■ Task to complete
In your copy, leave out the pictures and repeat the entries below exactly.

■ Entries supplied
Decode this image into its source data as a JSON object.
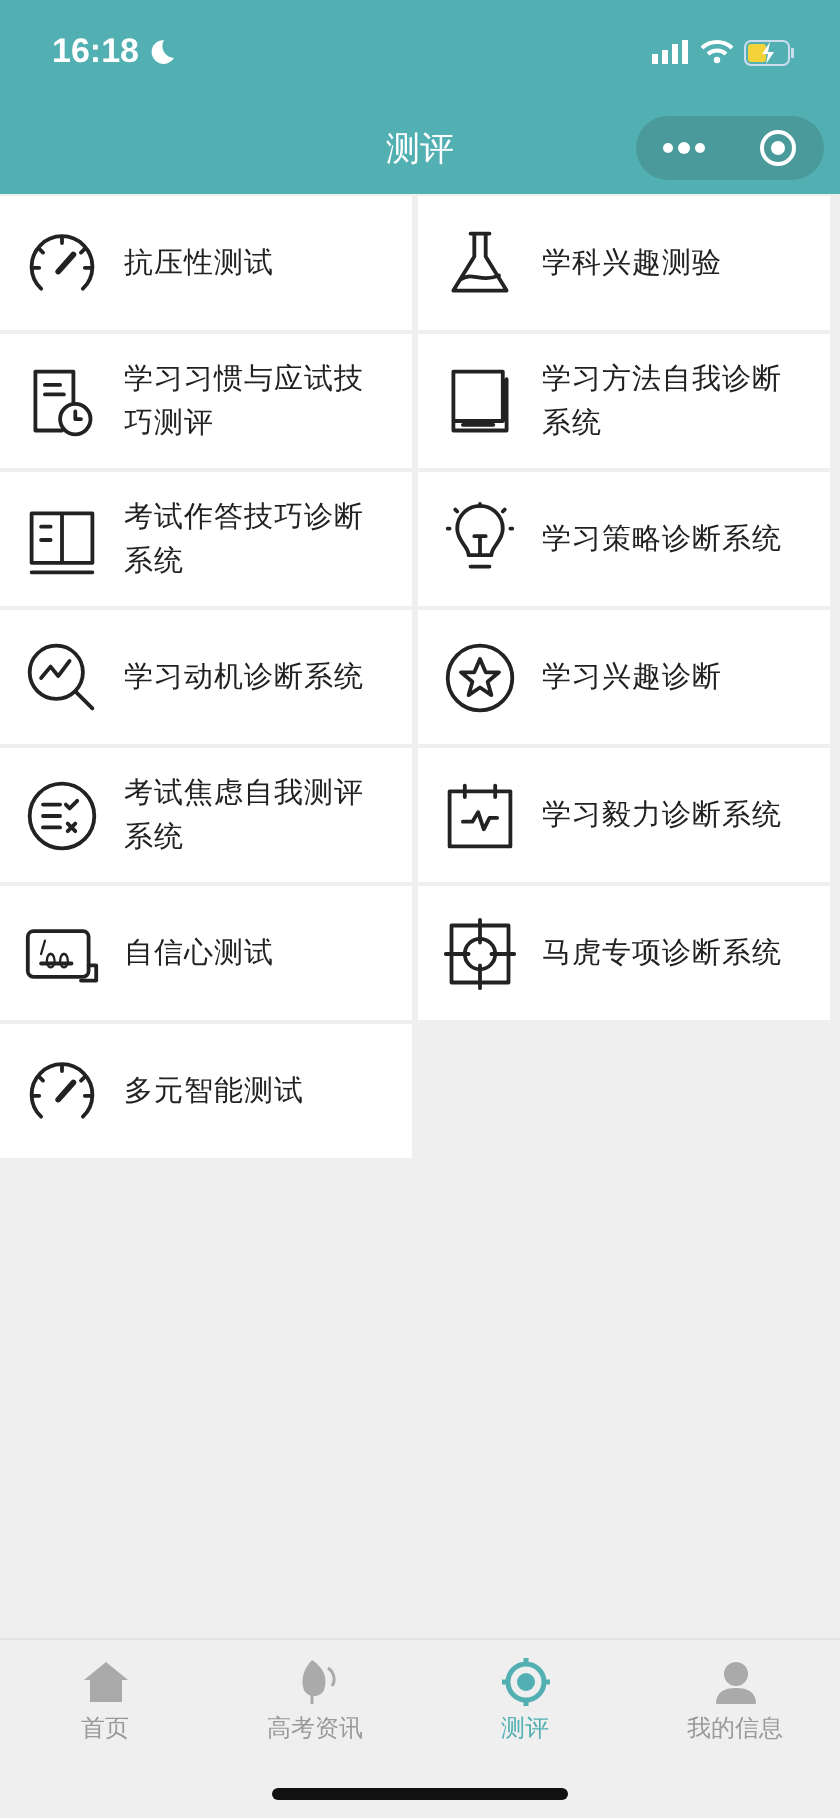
{
  "status_bar": {
    "time": "16:18"
  },
  "header": {
    "title": "测评"
  },
  "items": [
    {
      "kind": "gauge",
      "label": "抗压性测试"
    },
    {
      "kind": "flask",
      "label": "学科兴趣测验"
    },
    {
      "kind": "doc-clock",
      "label": "学习习惯与应试技巧测评"
    },
    {
      "kind": "book",
      "label": "学习方法自我诊断系统"
    },
    {
      "kind": "open-book",
      "label": "考试作答技巧诊断系统"
    },
    {
      "kind": "bulb",
      "label": "学习策略诊断系统"
    },
    {
      "kind": "chart-search",
      "label": "学习动机诊断系统"
    },
    {
      "kind": "star",
      "label": "学习兴趣诊断"
    },
    {
      "kind": "checklist",
      "label": "考试焦虑自我测评系统"
    },
    {
      "kind": "calendar",
      "label": "学习毅力诊断系统"
    },
    {
      "kind": "score",
      "label": "自信心测试"
    },
    {
      "kind": "target",
      "label": "马虎专项诊断系统"
    },
    {
      "kind": "gauge",
      "label": "多元智能测试"
    }
  ],
  "tab_bar": [
    {
      "kind": "home",
      "label": "首页",
      "selected": false
    },
    {
      "kind": "leaf",
      "label": "高考资讯",
      "selected": false
    },
    {
      "kind": "target",
      "label": "测评",
      "selected": true
    },
    {
      "kind": "user",
      "label": "我的信息",
      "selected": false
    }
  ]
}
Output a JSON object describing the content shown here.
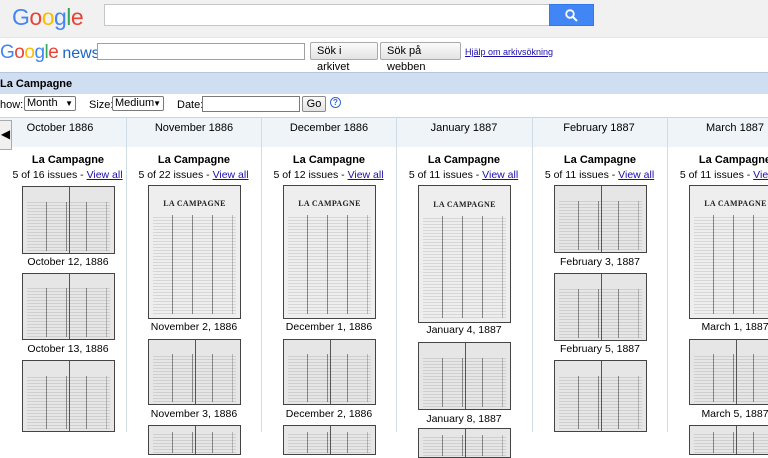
{
  "header": {
    "logo_text": "Google",
    "search_icon": "search-icon"
  },
  "newsbar": {
    "logo_google": "Google",
    "logo_news": "news",
    "archive_button": "Sök i arkivet",
    "web_button": "Sök på webben",
    "help_link": "Hjälp om arkivsökning"
  },
  "title": "La Campagne",
  "controls": {
    "show_label": "how:",
    "show_value": "Month",
    "size_label": "Size:",
    "size_value": "Medium",
    "date_label": "Date:",
    "go_label": "Go",
    "help_icon": "?"
  },
  "prev_arrow": "◀",
  "months": [
    {
      "label": "October 1886",
      "title": "La Campagne",
      "issues": "5 of 16 issues - ",
      "view_all": "View all",
      "dates": [
        "October 12, 1886",
        "October 13, 1886"
      ]
    },
    {
      "label": "November 1886",
      "title": "La Campagne",
      "issues": "5 of 22 issues - ",
      "view_all": "View all",
      "dates": [
        "November 2, 1886",
        "November 3, 1886"
      ]
    },
    {
      "label": "December 1886",
      "title": "La Campagne",
      "issues": "5 of 12 issues - ",
      "view_all": "View all",
      "dates": [
        "December 1, 1886",
        "December 2, 1886"
      ]
    },
    {
      "label": "January 1887",
      "title": "La Campagne",
      "issues": "5 of 11 issues - ",
      "view_all": "View all",
      "dates": [
        "January 4, 1887",
        "January 8, 1887"
      ]
    },
    {
      "label": "February 1887",
      "title": "La Campagne",
      "issues": "5 of 11 issues - ",
      "view_all": "View all",
      "dates": [
        "February 3, 1887",
        "February 5, 1887"
      ]
    },
    {
      "label": "March 1887",
      "title": "La Campagne",
      "issues": "5 of 11 issues - ",
      "view_all": "View all",
      "dates": [
        "March 1, 1887",
        "March 5, 1887"
      ]
    }
  ],
  "masthead": "LA CAMPAGNE"
}
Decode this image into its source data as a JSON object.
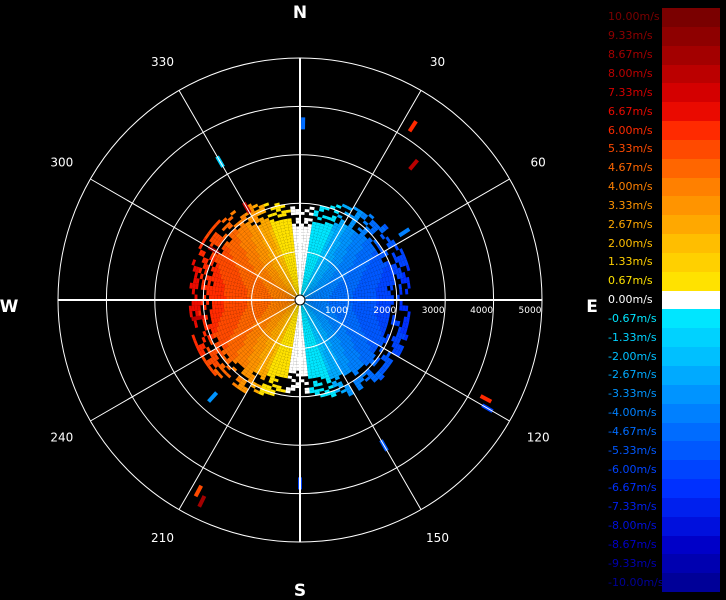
{
  "chart_data": {
    "type": "polar-radial-velocity",
    "title": "",
    "cardinal_labels": {
      "north": "N",
      "east": "E",
      "south": "S",
      "west": "W"
    },
    "angle_labels": [
      "30",
      "60",
      "120",
      "150",
      "210",
      "240",
      "300",
      "330"
    ],
    "angle_values_deg": [
      30,
      60,
      120,
      150,
      210,
      240,
      300,
      330
    ],
    "range_ticks": [
      1000,
      2000,
      3000,
      4000,
      5000
    ],
    "range_tick_labels": [
      "1000",
      "2000",
      "3000",
      "4000",
      "5000"
    ],
    "range_max": 5000,
    "spoke_angles_deg": [
      0,
      30,
      60,
      90,
      120,
      150,
      180,
      210,
      240,
      270,
      300,
      330
    ],
    "grid": true,
    "colorbar": {
      "unit": "m/s",
      "labels": [
        "10.00m/s",
        "9.33m/s",
        "8.67m/s",
        "8.00m/s",
        "7.33m/s",
        "6.67m/s",
        "6.00m/s",
        "5.33m/s",
        "4.67m/s",
        "4.00m/s",
        "3.33m/s",
        "2.67m/s",
        "2.00m/s",
        "1.33m/s",
        "0.67m/s",
        "0.00m/s",
        "-0.67m/s",
        "-1.33m/s",
        "-2.00m/s",
        "-2.67m/s",
        "-3.33m/s",
        "-4.00m/s",
        "-4.67m/s",
        "-5.33m/s",
        "-6.00m/s",
        "-6.67m/s",
        "-7.33m/s",
        "-8.00m/s",
        "-8.67m/s",
        "-9.33m/s",
        "-10.00m/s"
      ],
      "values": [
        10.0,
        9.33,
        8.67,
        8.0,
        7.33,
        6.67,
        6.0,
        5.33,
        4.67,
        4.0,
        3.33,
        2.67,
        2.0,
        1.33,
        0.67,
        0.0,
        -0.67,
        -1.33,
        -2.0,
        -2.67,
        -3.33,
        -4.0,
        -4.67,
        -5.33,
        -6.0,
        -6.67,
        -7.33,
        -8.0,
        -8.67,
        -9.33,
        -10.0
      ],
      "colors": [
        "#7a0000",
        "#8e0000",
        "#a30000",
        "#bb0000",
        "#d40000",
        "#ea0a00",
        "#ff2a00",
        "#ff4a00",
        "#ff6600",
        "#ff8000",
        "#ff9400",
        "#ffa800",
        "#ffbe00",
        "#ffd000",
        "#ffe200",
        "#ffffff",
        "#00e6ff",
        "#00d2ff",
        "#00c0ff",
        "#00aaff",
        "#0094ff",
        "#0080ff",
        "#006cff",
        "#0058ff",
        "#0044ff",
        "#0030ff",
        "#0020ee",
        "#0010dd",
        "#0000c8",
        "#0000b0",
        "#000098"
      ]
    }
  }
}
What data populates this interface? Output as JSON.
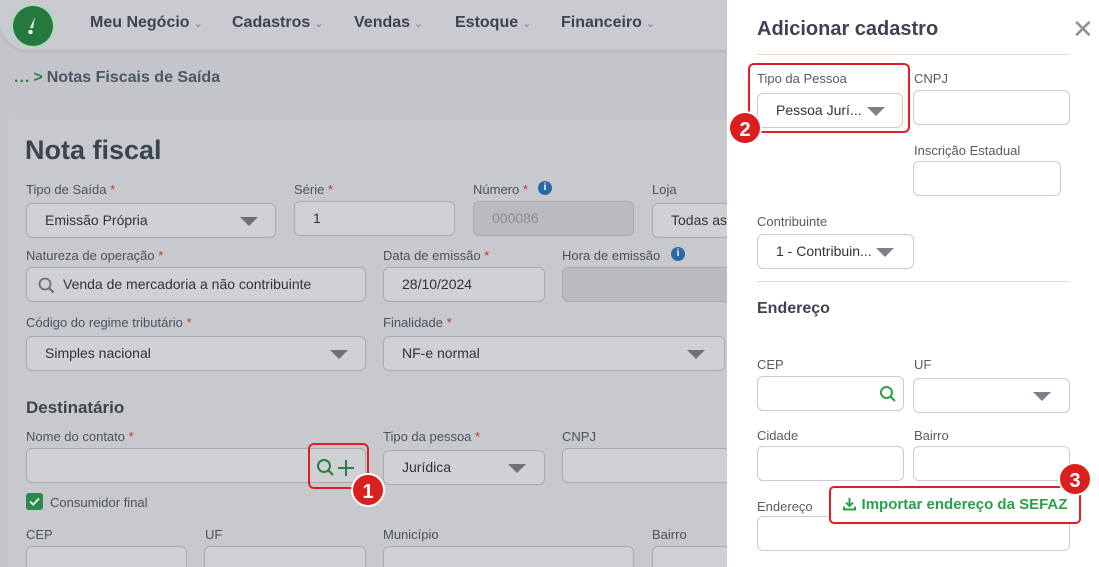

■ Reply
Decode this image into its source data as a JSON object.
{
  "status_bar": {
    "time": "16:18"
  },
  "header": {
    "title": "测评"
  },
  "items": [
    {
      "kind": "gauge",
      "label": "抗压性测试"
    },
    {
      "kind": "flask",
      "label": "学科兴趣测验"
    },
    {
      "kind": "doc-clock",
      "label": "学习习惯与应试技巧测评"
    },
    {
      "kind": "book",
      "label": "学习方法自我诊断系统"
    },
    {
      "kind": "open-book",
      "label": "考试作答技巧诊断系统"
    },
    {
      "kind": "bulb",
      "label": "学习策略诊断系统"
    },
    {
      "kind": "chart-search",
      "label": "学习动机诊断系统"
    },
    {
      "kind": "star",
      "label": "学习兴趣诊断"
    },
    {
      "kind": "checklist",
      "label": "考试焦虑自我测评系统"
    },
    {
      "kind": "calendar",
      "label": "学习毅力诊断系统"
    },
    {
      "kind": "score",
      "label": "自信心测试"
    },
    {
      "kind": "target",
      "label": "马虎专项诊断系统"
    },
    {
      "kind": "gauge",
      "label": "多元智能测试"
    }
  ],
  "tab_bar": [
    {
      "kind": "home",
      "label": "首页",
      "selected": false
    },
    {
      "kind": "leaf",
      "label": "高考资讯",
      "selected": false
    },
    {
      "kind": "target",
      "label": "测评",
      "selected": true
    },
    {
      "kind": "user",
      "label": "我的信息",
      "selected": false
    }
  ]
}
Output a JSON object describing the content shown here.
{
  "header": {
    "logo_text": "Google",
    "search_icon": "search-icon"
  },
  "newsbar": {
    "logo_google": "Google",
    "logo_news": "news",
    "archive_button": "Sök i arkivet",
    "web_button": "Sök på webben",
    "help_link": "Hjälp om arkivsökning"
  },
  "title": "La Campagne",
  "controls": {
    "show_label": "how:",
    "show_value": "Month",
    "size_label": "Size:",
    "size_value": "Medium",
    "date_label": "Date:",
    "go_label": "Go",
    "help_icon": "?"
  },
  "prev_arrow": "◀",
  "months": [
    {
      "label": "October 1886",
      "title": "La Campagne",
      "issues": "5 of 16 issues - ",
      "view_all": "View all",
      "dates": [
        "October 12, 1886",
        "October 13, 1886"
      ]
    },
    {
      "label": "November 1886",
      "title": "La Campagne",
      "issues": "5 of 22 issues - ",
      "view_all": "View all",
      "dates": [
        "November 2, 1886",
        "November 3, 1886"
      ]
    },
    {
      "label": "December 1886",
      "title": "La Campagne",
      "issues": "5 of 12 issues - ",
      "view_all": "View all",
      "dates": [
        "December 1, 1886",
        "December 2, 1886"
      ]
    },
    {
      "label": "January 1887",
      "title": "La Campagne",
      "issues": "5 of 11 issues - ",
      "view_all": "View all",
      "dates": [
        "January 4, 1887",
        "January 8, 1887"
      ]
    },
    {
      "label": "February 1887",
      "title": "La Campagne",
      "issues": "5 of 11 issues - ",
      "view_all": "View all",
      "dates": [
        "February 3, 1887",
        "February 5, 1887"
      ]
    },
    {
      "label": "March 1887",
      "title": "La Campagne",
      "issues": "5 of 11 issues - ",
      "view_all": "View all",
      "dates": [
        "March 1, 1887",
        "March 5, 1887"
      ]
    }
  ],
  "masthead": "LA CAMPAGNE"
}
Decode this image into its source data as a JSON object.
{
  "chart_data": {
    "type": "polar-radial-velocity",
    "title": "",
    "cardinal_labels": {
      "north": "N",
      "east": "E",
      "south": "S",
      "west": "W"
    },
    "angle_labels": [
      "30",
      "60",
      "120",
      "150",
      "210",
      "240",
      "300",
      "330"
    ],
    "angle_values_deg": [
      30,
      60,
      120,
      150,
      210,
      240,
      300,
      330
    ],
    "range_ticks": [
      1000,
      2000,
      3000,
      4000,
      5000
    ],
    "range_tick_labels": [
      "1000",
      "2000",
      "3000",
      "4000",
      "5000"
    ],
    "range_max": 5000,
    "spoke_angles_deg": [
      0,
      30,
      60,
      90,
      120,
      150,
      180,
      210,
      240,
      270,
      300,
      330
    ],
    "grid": true,
    "colorbar": {
      "unit": "m/s",
      "labels": [
        "10.00m/s",
        "9.33m/s",
        "8.67m/s",
        "8.00m/s",
        "7.33m/s",
        "6.67m/s",
        "6.00m/s",
        "5.33m/s",
        "4.67m/s",
        "4.00m/s",
        "3.33m/s",
        "2.67m/s",
        "2.00m/s",
        "1.33m/s",
        "0.67m/s",
        "0.00m/s",
        "-0.67m/s",
        "-1.33m/s",
        "-2.00m/s",
        "-2.67m/s",
        "-3.33m/s",
        "-4.00m/s",
        "-4.67m/s",
        "-5.33m/s",
        "-6.00m/s",
        "-6.67m/s",
        "-7.33m/s",
        "-8.00m/s",
        "-8.67m/s",
        "-9.33m/s",
        "-10.00m/s"
      ],
      "values": [
        10.0,
        9.33,
        8.67,
        8.0,
        7.33,
        6.67,
        6.0,
        5.33,
        4.67,
        4.0,
        3.33,
        2.67,
        2.0,
        1.33,
        0.67,
        0.0,
        -0.67,
        -1.33,
        -2.0,
        -2.67,
        -3.33,
        -4.0,
        -4.67,
        -5.33,
        -6.0,
        -6.67,
        -7.33,
        -8.0,
        -8.67,
        -9.33,
        -10.0
      ],
      "colors": [
        "#7a0000",
        "#8e0000",
        "#a30000",
        "#bb0000",
        "#d40000",
        "#ea0a00",
        "#ff2a00",
        "#ff4a00",
        "#ff6600",
        "#ff8000",
        "#ff9400",
        "#ffa800",
        "#ffbe00",
        "#ffd000",
        "#ffe200",
        "#ffffff",
        "#00e6ff",
        "#00d2ff",
        "#00c0ff",
        "#00aaff",
        "#0094ff",
        "#0080ff",
        "#006cff",
        "#0058ff",
        "#0044ff",
        "#0030ff",
        "#0020ee",
        "#0010dd",
        "#0000c8",
        "#0000b0",
        "#000098"
      ]
    }
  }
}
What data populates this interface? Output as JSON.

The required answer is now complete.